Extracted records

## start

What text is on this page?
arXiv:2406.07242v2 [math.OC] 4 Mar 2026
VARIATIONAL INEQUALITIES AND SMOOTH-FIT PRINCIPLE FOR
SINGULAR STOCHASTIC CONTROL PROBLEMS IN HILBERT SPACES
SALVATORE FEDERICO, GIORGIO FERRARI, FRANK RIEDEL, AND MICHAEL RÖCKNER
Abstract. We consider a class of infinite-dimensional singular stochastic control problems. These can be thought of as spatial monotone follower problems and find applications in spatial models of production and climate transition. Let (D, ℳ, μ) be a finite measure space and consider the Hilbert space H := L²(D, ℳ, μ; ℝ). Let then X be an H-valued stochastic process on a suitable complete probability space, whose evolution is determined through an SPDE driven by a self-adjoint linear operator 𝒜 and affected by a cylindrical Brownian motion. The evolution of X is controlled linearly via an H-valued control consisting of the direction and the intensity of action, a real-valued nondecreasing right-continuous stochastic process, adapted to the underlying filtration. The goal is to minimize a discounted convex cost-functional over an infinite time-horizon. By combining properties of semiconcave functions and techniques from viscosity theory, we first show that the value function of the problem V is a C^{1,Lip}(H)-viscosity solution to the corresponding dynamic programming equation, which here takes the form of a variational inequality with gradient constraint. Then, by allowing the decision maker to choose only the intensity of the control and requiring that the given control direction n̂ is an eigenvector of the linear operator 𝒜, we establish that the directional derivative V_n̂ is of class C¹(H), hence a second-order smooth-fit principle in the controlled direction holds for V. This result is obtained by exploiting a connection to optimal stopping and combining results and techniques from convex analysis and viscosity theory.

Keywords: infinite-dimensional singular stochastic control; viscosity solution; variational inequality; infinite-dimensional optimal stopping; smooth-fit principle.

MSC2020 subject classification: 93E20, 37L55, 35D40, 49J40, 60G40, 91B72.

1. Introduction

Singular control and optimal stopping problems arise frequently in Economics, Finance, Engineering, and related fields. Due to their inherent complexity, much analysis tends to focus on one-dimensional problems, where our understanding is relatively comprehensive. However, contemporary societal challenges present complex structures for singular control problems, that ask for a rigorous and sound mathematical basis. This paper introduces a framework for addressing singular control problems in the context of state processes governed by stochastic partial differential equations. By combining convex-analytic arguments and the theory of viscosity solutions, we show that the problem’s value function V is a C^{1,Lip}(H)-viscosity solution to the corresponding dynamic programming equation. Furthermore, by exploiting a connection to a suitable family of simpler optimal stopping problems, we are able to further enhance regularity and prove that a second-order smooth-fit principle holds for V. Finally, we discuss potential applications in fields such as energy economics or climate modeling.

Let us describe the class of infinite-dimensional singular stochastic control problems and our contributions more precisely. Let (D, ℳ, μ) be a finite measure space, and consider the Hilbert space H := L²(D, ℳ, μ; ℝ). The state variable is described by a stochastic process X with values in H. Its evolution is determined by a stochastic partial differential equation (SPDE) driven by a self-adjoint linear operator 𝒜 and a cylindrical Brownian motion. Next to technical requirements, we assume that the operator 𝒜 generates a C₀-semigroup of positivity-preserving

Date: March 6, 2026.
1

## end

> [REQUEST]
What do the records say? Quote them all exactly.

> [SOLUTION TO THE PROBLEM]
What text is on this page?
arXiv:2406.07242v2 [math.OC] 4 Mar 2026
VARIATIONAL INEQUALITIES AND SMOOTH-FIT PRINCIPLE FOR
SINGULAR STOCHASTIC CONTROL PROBLEMS IN HILBERT SPACES
SALVATORE FEDERICO, GIORGIO FERRARI, FRANK RIEDEL, AND MICHAEL RÖCKNER
Abstract. We consider a class of infinite-dimensional singular stochastic control problems. These can be thought of as spatial monotone follower problems and find applications in spatial models of production and climate transition. Let (D, ℳ, μ) be a finite measure space and consider the Hilbert space H := L²(D, ℳ, μ; ℝ). Let then X be an H-valued stochastic process on a suitable complete probability space, whose evolution is determined through an SPDE driven by a self-adjoint linear operator 𝒜 and affected by a cylindrical Brownian motion. The evolution of X is controlled linearly via an H-valued control consisting of the direction and the intensity of action, a real-valued nondecreasing right-continuous stochastic process, adapted to the underlying filtration. The goal is to minimize a discounted convex cost-functional over an infinite time-horizon. By combining properties of semiconcave functions and techniques from viscosity theory, we first show that the value function of the problem V is a C^{1,Lip}(H)-viscosity solution to the corresponding dynamic programming equation, which here takes the form of a variational inequality with gradient constraint. Then, by allowing the decision maker to choose only the intensity of the control and requiring that the given control direction n̂ is an eigenvector of the linear operator 𝒜, we establish that the directional derivative V_n̂ is of class C¹(H), hence a second-order smooth-fit principle in the controlled direction holds for V. This result is obtained by exploiting a connection to optimal stopping and combining results and techniques from convex analysis and viscosity theory.

Keywords: infinite-dimensional singular stochastic control; viscosity solution; variational inequality; infinite-dimensional optimal stopping; smooth-fit principle.

MSC2020 subject classification: 93E20, 37L55, 35D40, 49J40, 60G40, 91B72.

1. Introduction

Singular control and optimal stopping problems arise frequently in Economics, Finance, Engineering, and related fields. Due to their inherent complexity, much analysis tends to focus on one-dimensional problems, where our understanding is relatively comprehensive. However, contemporary societal challenges present complex structures for singular control problems, that ask for a rigorous and sound mathematical basis. This paper introduces a framework for addressing singular control problems in the context of state processes governed by stochastic partial differential equations. By combining convex-analytic arguments and the theory of viscosity solutions, we show that the problem’s value function V is a C^{1,Lip}(H)-viscosity solution to the corresponding dynamic programming equation. Furthermore, by exploiting a connection to a suitable family of simpler optimal stopping problems, we are able to further enhance regularity and prove that a second-order smooth-fit principle holds for V. Finally, we discuss potential applications in fields such as energy economics or climate modeling.

Let us describe the class of infinite-dimensional singular stochastic control problems and our contributions more precisely. Let (D, ℳ, μ) be a finite measure space, and consider the Hilbert space H := L²(D, ℳ, μ; ℝ). The state variable is described by a stochastic process X with values in H. Its evolution is determined by a stochastic partial differential equation (SPDE) driven by a self-adjoint linear operator 𝒜 and a cylindrical Brownian motion. Next to technical requirements, we assume that the operator 𝒜 generates a C₀-semigroup of positivity-preserving

Date: March 6, 2026.
1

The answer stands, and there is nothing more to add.